Extracted text:
□ □ □ □

Agilio Performance, Explained

By Netronome | Mar 25, 2016

In many of the discussions I have with potential Agilio users and customers, the following question frequently comes up: “What is different about the Agilio platform and architecture that allow it to outperform other server-based networking solutions?” In networking, and especially in stateful networking, thread capacity is king. To drive high packet rates in networking applications, a high degree of parallelism through multi-threading is required.

A challenge with executing networking applications on general-purpose compute processors (e.g. Multicore MIPS cores, x86, or Arm cores) is that they lack sufficient thread capacity within tolerable power and cost profiles. Due to this low thread capacity, these cores must rely on an on-chip cache hierarchy (L1, L2, L3 caches) to achieve best-case performance. As a result, these cores tend to be larger (in cost and power) with only a singe thread or dual threads. If the application is continuously operating on a large working set, such as the case for networking applications with exact match tables with many entries, then on-chip caches do not help. As packet rates increase, every new packet arriving on the device flushes out the on-chip caches and forces the application execution cycle to stall on the CPU while critical data is accessed from external memory sources (e.g. DDR3). This is where parallelism can help.

Netronome has implemented a large number of cores on its network flow processor (NFP), which drives the Agilio platform. Each RISC core on the NFP is 8-way threaded and is supported with a networking-optimized instruction set. The NFP cores are smaller in size, power, and cost, which allow an Agilio CX SmartNIC to support 48 cores (384 threads) while consuming less than 25W. This means that 384 packets can be processed in parallel, compared to only 24 packets in parallel on a 12-core dual threaded general-purpose processor. The parallelism allows for application execution to continue while networking data structures are being accessed. When memory I/O operations are in process, the NFP core can efficiently swap threads and continue execution without cycle time being spent (or wasted) throughout the memory I/O access time. This means the NFP cores are continuously operating on packets without down time, where as a general-purpose processor with a low thread count is often left waiting (a.k.a. stalling) each time memory is accessed. This is a very important architectural characteristic that contributes to Netronome’s leadership in high-performance server networking.

Many papers and articles have been written on the relationship between parallelism and networking. While this blog entry does not go into extreme detail on processor implementation and architecture, it aims to explain at a high level why Agilio SmartNICs show such high performance for networking applications like Open vSwitch (OVS) and Contrail vRouter compared to identical implementations on general-purpose compute platforms.

Robert Truesdell

□ □ □ □

Extracted records:

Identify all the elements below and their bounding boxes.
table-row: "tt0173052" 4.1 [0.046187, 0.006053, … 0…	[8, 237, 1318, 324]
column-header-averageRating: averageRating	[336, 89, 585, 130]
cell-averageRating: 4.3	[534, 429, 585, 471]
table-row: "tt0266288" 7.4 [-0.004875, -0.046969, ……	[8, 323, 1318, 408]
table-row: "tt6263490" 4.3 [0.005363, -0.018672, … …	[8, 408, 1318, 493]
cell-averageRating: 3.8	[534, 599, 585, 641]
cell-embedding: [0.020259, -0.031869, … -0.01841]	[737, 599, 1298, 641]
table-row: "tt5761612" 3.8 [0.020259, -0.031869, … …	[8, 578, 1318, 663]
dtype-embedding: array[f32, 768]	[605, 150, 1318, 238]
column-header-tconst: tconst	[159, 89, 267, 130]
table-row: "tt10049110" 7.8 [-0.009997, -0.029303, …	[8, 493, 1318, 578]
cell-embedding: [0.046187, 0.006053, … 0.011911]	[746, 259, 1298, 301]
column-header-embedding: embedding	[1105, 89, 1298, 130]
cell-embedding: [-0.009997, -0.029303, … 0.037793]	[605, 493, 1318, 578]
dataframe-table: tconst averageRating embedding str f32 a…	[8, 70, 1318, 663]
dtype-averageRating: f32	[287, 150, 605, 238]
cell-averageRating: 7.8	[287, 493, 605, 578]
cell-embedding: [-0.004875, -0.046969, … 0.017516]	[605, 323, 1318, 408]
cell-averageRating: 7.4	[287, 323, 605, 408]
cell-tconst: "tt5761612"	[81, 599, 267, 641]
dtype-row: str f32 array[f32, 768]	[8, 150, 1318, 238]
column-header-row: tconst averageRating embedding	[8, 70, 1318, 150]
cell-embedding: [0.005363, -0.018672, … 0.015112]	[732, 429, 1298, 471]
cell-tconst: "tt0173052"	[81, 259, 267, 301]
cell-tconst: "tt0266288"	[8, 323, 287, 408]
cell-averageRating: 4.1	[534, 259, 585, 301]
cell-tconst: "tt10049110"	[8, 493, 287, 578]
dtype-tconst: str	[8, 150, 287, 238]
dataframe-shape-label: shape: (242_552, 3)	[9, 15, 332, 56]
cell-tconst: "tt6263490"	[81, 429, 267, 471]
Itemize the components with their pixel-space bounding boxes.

□ □ □ □

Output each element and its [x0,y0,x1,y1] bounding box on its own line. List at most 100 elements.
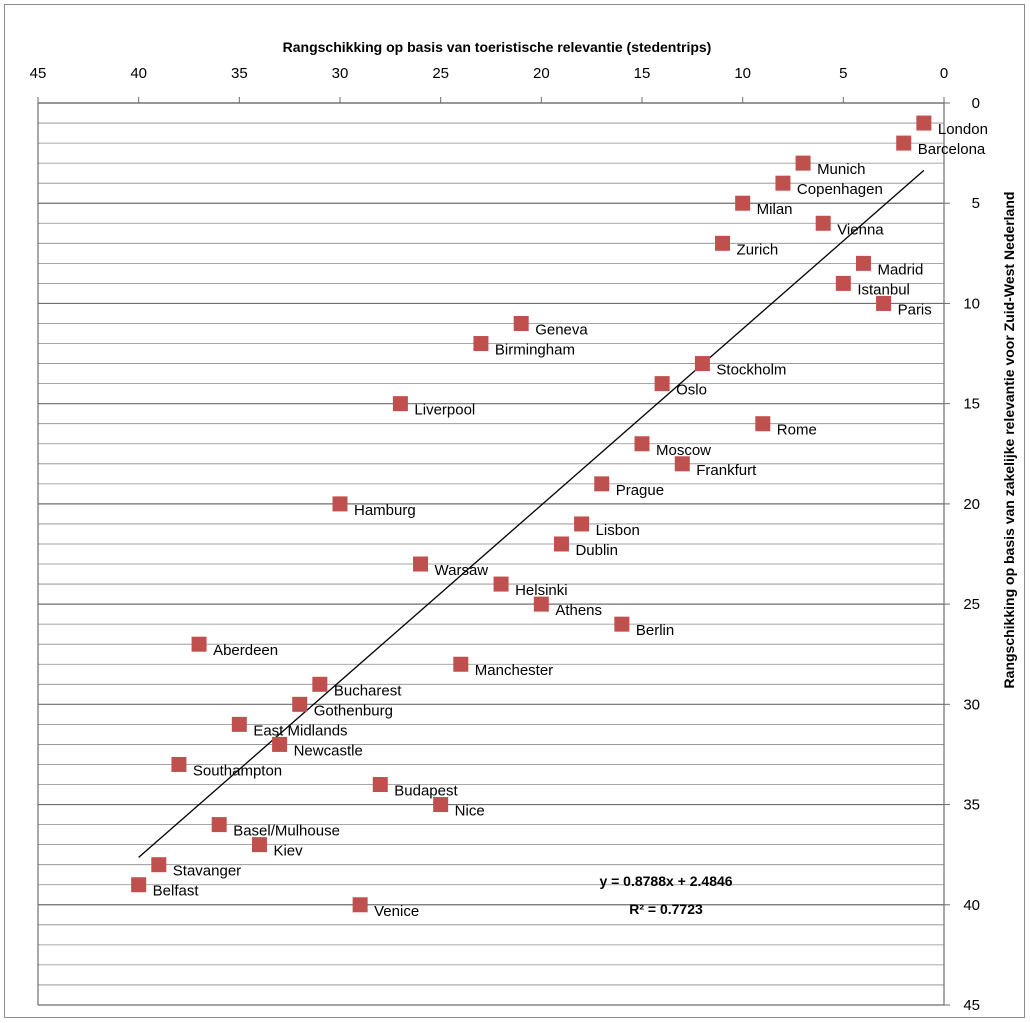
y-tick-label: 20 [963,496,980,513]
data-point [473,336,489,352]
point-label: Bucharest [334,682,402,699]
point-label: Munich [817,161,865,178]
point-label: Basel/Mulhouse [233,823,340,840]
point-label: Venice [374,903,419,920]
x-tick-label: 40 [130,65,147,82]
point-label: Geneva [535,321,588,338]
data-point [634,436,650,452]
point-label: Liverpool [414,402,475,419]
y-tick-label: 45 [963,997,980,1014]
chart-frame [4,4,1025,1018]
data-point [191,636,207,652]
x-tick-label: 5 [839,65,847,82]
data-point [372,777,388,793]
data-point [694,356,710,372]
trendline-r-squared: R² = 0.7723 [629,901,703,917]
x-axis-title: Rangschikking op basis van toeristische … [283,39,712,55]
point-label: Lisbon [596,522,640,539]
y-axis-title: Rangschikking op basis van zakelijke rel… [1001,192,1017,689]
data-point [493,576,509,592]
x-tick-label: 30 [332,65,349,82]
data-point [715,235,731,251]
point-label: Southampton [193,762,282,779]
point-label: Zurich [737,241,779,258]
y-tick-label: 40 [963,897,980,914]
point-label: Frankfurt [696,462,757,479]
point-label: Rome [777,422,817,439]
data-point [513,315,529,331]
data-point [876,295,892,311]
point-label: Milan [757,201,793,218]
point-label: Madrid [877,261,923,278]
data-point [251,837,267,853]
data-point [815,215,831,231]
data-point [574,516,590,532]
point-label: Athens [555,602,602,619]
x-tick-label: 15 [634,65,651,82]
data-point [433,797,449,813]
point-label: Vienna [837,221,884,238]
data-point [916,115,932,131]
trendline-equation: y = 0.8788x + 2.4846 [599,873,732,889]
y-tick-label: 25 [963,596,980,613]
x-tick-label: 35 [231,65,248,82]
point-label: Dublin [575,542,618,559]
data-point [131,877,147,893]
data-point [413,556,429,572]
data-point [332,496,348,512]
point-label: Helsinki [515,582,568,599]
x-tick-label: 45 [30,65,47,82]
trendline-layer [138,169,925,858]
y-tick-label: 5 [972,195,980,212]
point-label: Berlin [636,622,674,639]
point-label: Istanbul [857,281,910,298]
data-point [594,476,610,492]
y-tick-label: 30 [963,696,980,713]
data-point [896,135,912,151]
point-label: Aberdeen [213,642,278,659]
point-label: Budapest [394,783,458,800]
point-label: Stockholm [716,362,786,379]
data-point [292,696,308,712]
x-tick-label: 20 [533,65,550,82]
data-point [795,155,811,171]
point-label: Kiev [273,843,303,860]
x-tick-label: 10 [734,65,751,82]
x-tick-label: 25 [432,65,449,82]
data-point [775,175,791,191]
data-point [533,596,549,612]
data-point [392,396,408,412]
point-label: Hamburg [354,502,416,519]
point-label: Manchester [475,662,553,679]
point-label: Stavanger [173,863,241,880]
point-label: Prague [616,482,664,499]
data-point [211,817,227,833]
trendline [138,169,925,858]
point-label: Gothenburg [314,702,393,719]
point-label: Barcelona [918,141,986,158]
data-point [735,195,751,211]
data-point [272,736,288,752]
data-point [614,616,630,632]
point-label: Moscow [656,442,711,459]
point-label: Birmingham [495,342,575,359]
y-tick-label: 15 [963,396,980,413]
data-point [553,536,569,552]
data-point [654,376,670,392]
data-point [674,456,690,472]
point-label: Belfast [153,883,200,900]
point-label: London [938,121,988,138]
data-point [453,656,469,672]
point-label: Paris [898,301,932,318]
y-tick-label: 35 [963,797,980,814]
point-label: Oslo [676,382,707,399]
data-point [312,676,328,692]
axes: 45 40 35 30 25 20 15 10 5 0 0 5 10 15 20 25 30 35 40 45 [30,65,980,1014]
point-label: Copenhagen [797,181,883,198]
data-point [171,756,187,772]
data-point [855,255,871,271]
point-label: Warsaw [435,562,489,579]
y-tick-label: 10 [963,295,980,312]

□ □ □ □

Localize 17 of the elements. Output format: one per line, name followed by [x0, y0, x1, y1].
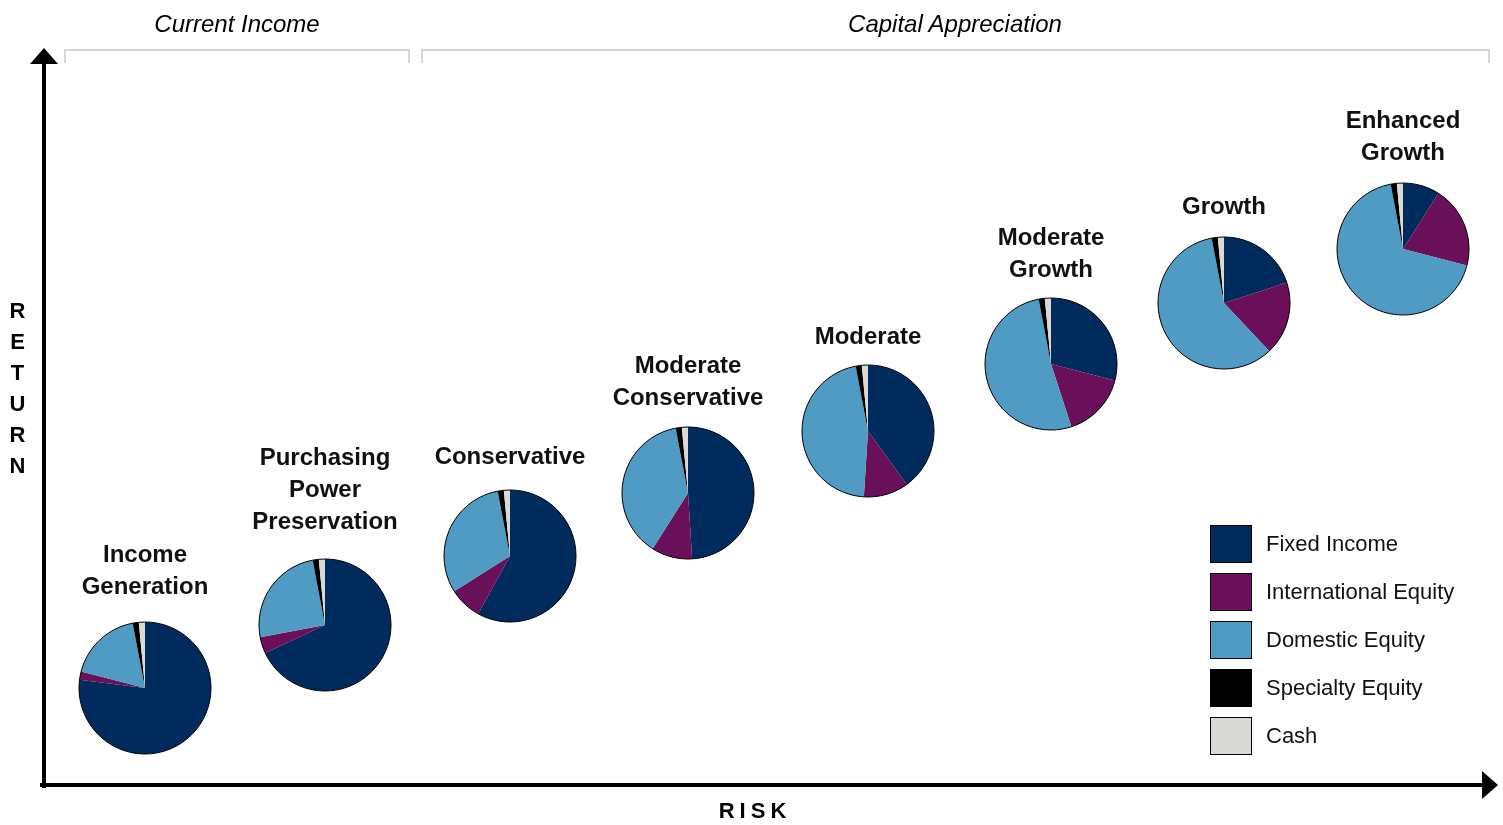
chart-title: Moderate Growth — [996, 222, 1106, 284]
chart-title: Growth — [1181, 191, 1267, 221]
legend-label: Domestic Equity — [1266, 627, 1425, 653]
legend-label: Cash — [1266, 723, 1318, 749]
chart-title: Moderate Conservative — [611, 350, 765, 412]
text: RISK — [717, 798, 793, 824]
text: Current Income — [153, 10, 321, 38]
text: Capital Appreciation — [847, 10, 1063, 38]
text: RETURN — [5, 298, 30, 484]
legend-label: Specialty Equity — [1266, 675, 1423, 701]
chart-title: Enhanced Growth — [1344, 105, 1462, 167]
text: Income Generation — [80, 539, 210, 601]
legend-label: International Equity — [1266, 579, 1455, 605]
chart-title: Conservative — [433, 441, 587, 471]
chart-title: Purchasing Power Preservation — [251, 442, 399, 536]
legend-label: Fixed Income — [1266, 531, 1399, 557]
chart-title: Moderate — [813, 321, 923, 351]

□ □ □ □

Problem details:
Answer these questions about the text on Agilio performance, one line each:
(a) How many ways is each RISC core on the NFP threaded?
(b) Which levels of on-chip cache does the text list for general-purpose processors?
(c) Which two networking applications does the text name when comparing Agilio SmartNICs with general-purpose compute platforms?

Output for this task:
(a) Each RISC core is 8-way threaded.
(b) L1, L2, and L3 caches.
(c) Open vSwitch (OVS) and Contrail vRouter.